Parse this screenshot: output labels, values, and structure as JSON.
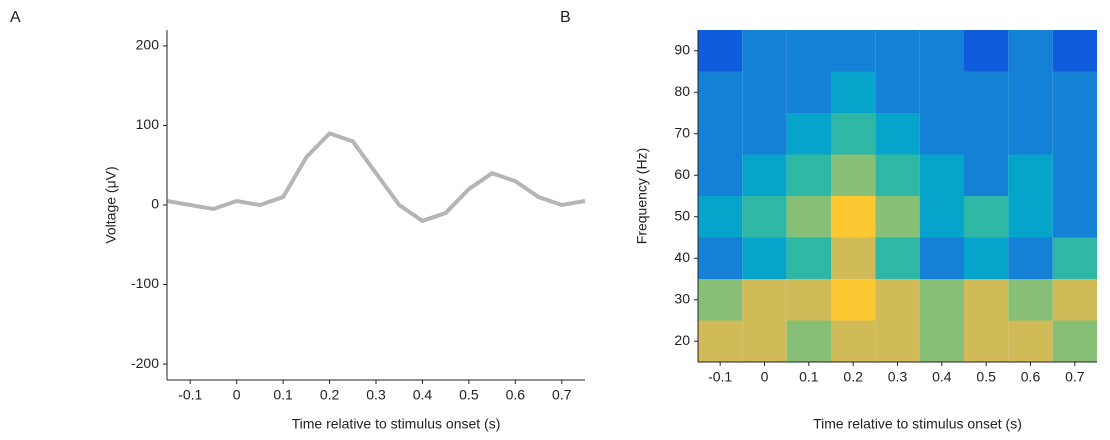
{
  "chart_data": [
    {
      "type": "line",
      "panel": "A",
      "xlabel": "Time relative to stimulus onset (s)",
      "ylabel": "Voltage (μV)",
      "x": [
        -0.15,
        -0.1,
        -0.05,
        0,
        0.05,
        0.1,
        0.15,
        0.2,
        0.25,
        0.3,
        0.35,
        0.4,
        0.45,
        0.5,
        0.55,
        0.6,
        0.65,
        0.7,
        0.75
      ],
      "values": [
        5,
        0,
        -5,
        5,
        0,
        10,
        60,
        90,
        80,
        40,
        0,
        -20,
        -10,
        20,
        40,
        30,
        10,
        0,
        5
      ],
      "color": "#b5b5b5",
      "xlim": [
        -0.15,
        0.75
      ],
      "xticks": [
        -0.1,
        0,
        0.1,
        0.2,
        0.3,
        0.4,
        0.5,
        0.6,
        0.7
      ],
      "ylim": [
        -220,
        220
      ],
      "yticks": [
        -200,
        -100,
        0,
        100,
        200
      ]
    },
    {
      "type": "heatmap",
      "panel": "B",
      "xlabel": "Time relative to stimulus onset (s)",
      "ylabel": "Frequency (Hz)",
      "x": [
        -0.1,
        0,
        0.1,
        0.2,
        0.3,
        0.4,
        0.5,
        0.6,
        0.7
      ],
      "y": [
        20,
        30,
        40,
        50,
        60,
        70,
        80,
        90
      ],
      "z": [
        [
          0.7,
          0.8,
          0.6,
          0.7,
          0.8,
          0.6,
          0.7,
          0.8,
          0.6
        ],
        [
          0.6,
          0.7,
          0.8,
          0.9,
          0.7,
          0.6,
          0.7,
          0.6,
          0.8
        ],
        [
          0.3,
          0.4,
          0.5,
          0.7,
          0.5,
          0.3,
          0.4,
          0.3,
          0.5
        ],
        [
          0.4,
          0.5,
          0.6,
          0.9,
          0.6,
          0.4,
          0.5,
          0.4,
          0.3
        ],
        [
          0.3,
          0.4,
          0.5,
          0.6,
          0.5,
          0.4,
          0.3,
          0.4,
          0.3
        ],
        [
          0.2,
          0.3,
          0.4,
          0.5,
          0.4,
          0.3,
          0.3,
          0.2,
          0.3
        ],
        [
          0.2,
          0.2,
          0.3,
          0.4,
          0.3,
          0.2,
          0.3,
          0.2,
          0.2
        ],
        [
          0.1,
          0.2,
          0.2,
          0.3,
          0.2,
          0.2,
          0.1,
          0.2,
          0.1
        ]
      ],
      "colormap": [
        "#352a87",
        "#0f5cdd",
        "#1481d6",
        "#06a4ca",
        "#2eb7a4",
        "#87bf77",
        "#d1bb59",
        "#fec832",
        "#f9fb0e"
      ],
      "xlim": [
        -0.15,
        0.75
      ],
      "xticks": [
        -0.1,
        0,
        0.1,
        0.2,
        0.3,
        0.4,
        0.5,
        0.6,
        0.7
      ],
      "ylim": [
        15,
        95
      ],
      "yticks": [
        20,
        30,
        40,
        50,
        60,
        70,
        80,
        90
      ]
    }
  ]
}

******

*Exercise*: Without including any picture, repeat the data exactly.

*Solution for this problem*:
Parse this screenshot: output labels, values, and structure as JSON.
{
  "chart_data": [
    {
      "type": "line",
      "panel": "A",
      "xlabel": "Time relative to stimulus onset (s)",
      "ylabel": "Voltage (μV)",
      "x": [
        -0.15,
        -0.1,
        -0.05,
        0,
        0.05,
        0.1,
        0.15,
        0.2,
        0.25,
        0.3,
        0.35,
        0.4,
        0.45,
        0.5,
        0.55,
        0.6,
        0.65,
        0.7,
        0.75
      ],
      "values": [
        5,
        0,
        -5,
        5,
        0,
        10,
        60,
        90,
        80,
        40,
        0,
        -20,
        -10,
        20,
        40,
        30,
        10,
        0,
        5
      ],
      "color": "#b5b5b5",
      "xlim": [
        -0.15,
        0.75
      ],
      "xticks": [
        -0.1,
        0,
        0.1,
        0.2,
        0.3,
        0.4,
        0.5,
        0.6,
        0.7
      ],
      "ylim": [
        -220,
        220
      ],
      "yticks": [
        -200,
        -100,
        0,
        100,
        200
      ]
    },
    {
      "type": "heatmap",
      "panel": "B",
      "xlabel": "Time relative to stimulus onset (s)",
      "ylabel": "Frequency (Hz)",
      "x": [
        -0.1,
        0,
        0.1,
        0.2,
        0.3,
        0.4,
        0.5,
        0.6,
        0.7
      ],
      "y": [
        20,
        30,
        40,
        50,
        60,
        70,
        80,
        90
      ],
      "z": [
        [
          0.7,
          0.8,
          0.6,
          0.7,
          0.8,
          0.6,
          0.7,
          0.8,
          0.6
        ],
        [
          0.6,
          0.7,
          0.8,
          0.9,
          0.7,
          0.6,
          0.7,
          0.6,
          0.8
        ],
        [
          0.3,
          0.4,
          0.5,
          0.7,
          0.5,
          0.3,
          0.4,
          0.3,
          0.5
        ],
        [
          0.4,
          0.5,
          0.6,
          0.9,
          0.6,
          0.4,
          0.5,
          0.4,
          0.3
        ],
        [
          0.3,
          0.4,
          0.5,
          0.6,
          0.5,
          0.4,
          0.3,
          0.4,
          0.3
        ],
        [
          0.2,
          0.3,
          0.4,
          0.5,
          0.4,
          0.3,
          0.3,
          0.2,
          0.3
        ],
        [
          0.2,
          0.2,
          0.3,
          0.4,
          0.3,
          0.2,
          0.3,
          0.2,
          0.2
        ],
        [
          0.1,
          0.2,
          0.2,
          0.3,
          0.2,
          0.2,
          0.1,
          0.2,
          0.1
        ]
      ],
      "colormap": [
        "#352a87",
        "#0f5cdd",
        "#1481d6",
        "#06a4ca",
        "#2eb7a4",
        "#87bf77",
        "#d1bb59",
        "#fec832",
        "#f9fb0e"
      ],
      "xlim": [
        -0.15,
        0.75
      ],
      "xticks": [
        -0.1,
        0,
        0.1,
        0.2,
        0.3,
        0.4,
        0.5,
        0.6,
        0.7
      ],
      "ylim": [
        15,
        95
      ],
      "yticks": [
        20,
        30,
        40,
        50,
        60,
        70,
        80,
        90
      ]
    }
  ]
}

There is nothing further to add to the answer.